In [1]:
import cv2
import numpy as np
from PIL import Image
import matplotlib.pyplot as plt

import torch
import torch.nn as nn
import onnxruntime as ort
from transformers import AutoImageProcessor, AutoModel
from safetensors.torch import load_file

## Explore

### Hugging face

In [None]:
# Load preprocessor
processor = AutoImageProcessor.from_pretrained('facebook/dinov2-base')
processor.crop_size['height'] = 518
processor.crop_size['width'] = 518
processor.size['shortest_edge'] = 518

# Load model
dinov2_hf = AutoModel.from_pretrained('facebook/dinov2-base').eval().cuda() # 346M

In [28]:
# forward a sample image
image = Image.open('/workspace/dataset/samples/truck.jpg')
inputs = processor(images=image, return_tensors="pt")
processed_image_hf = inputs["pixel_values"].cuda()

outputs = dinov2_hf(processed_image_hf)
last_hidden_states = outputs.last_hidden_state  # shape (1, 1370, 768)
vector_rep_hf = last_hidden_states[:, 0, :]     # shape (1, 768)

### Preproccessor

In [None]:
# Parameters from BitImageProcessor
crop_size = (518, 518)
rescale_factor = 1.0 / 255.0
mean = np.array([0.485, 0.456, 0.406])
std = np.array([0.229, 0.224, 0.225])

**Recorded data**
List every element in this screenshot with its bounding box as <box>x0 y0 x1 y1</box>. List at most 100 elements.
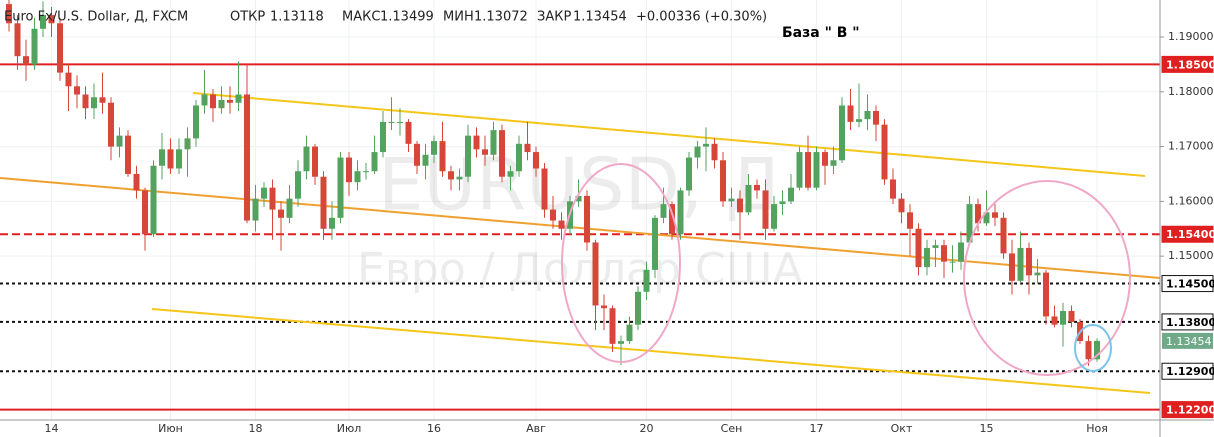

**Directive**
Rewrite everything in the DINOv2 notebook from "processor.crop_size['height'] = 518" down to "image = Image.open('/workspace/dataset/samples/truck.jpg')", swapping "truck" for "bus". Work from the DINOv2 notebook alone; the listing plays no part.

**Final result**
processor.crop_size['height'] = 518
processor.crop_size['width'] = 518
processor.size['shortest_edge'] = 518

# Load model
dinov2_hf = AutoModel.from_pretrained('facebook/dinov2-base').eval().cuda() # 346M

In [28]:
# forward a sample image
image = Image.open('/workspace/dataset/samples/bus.jpg')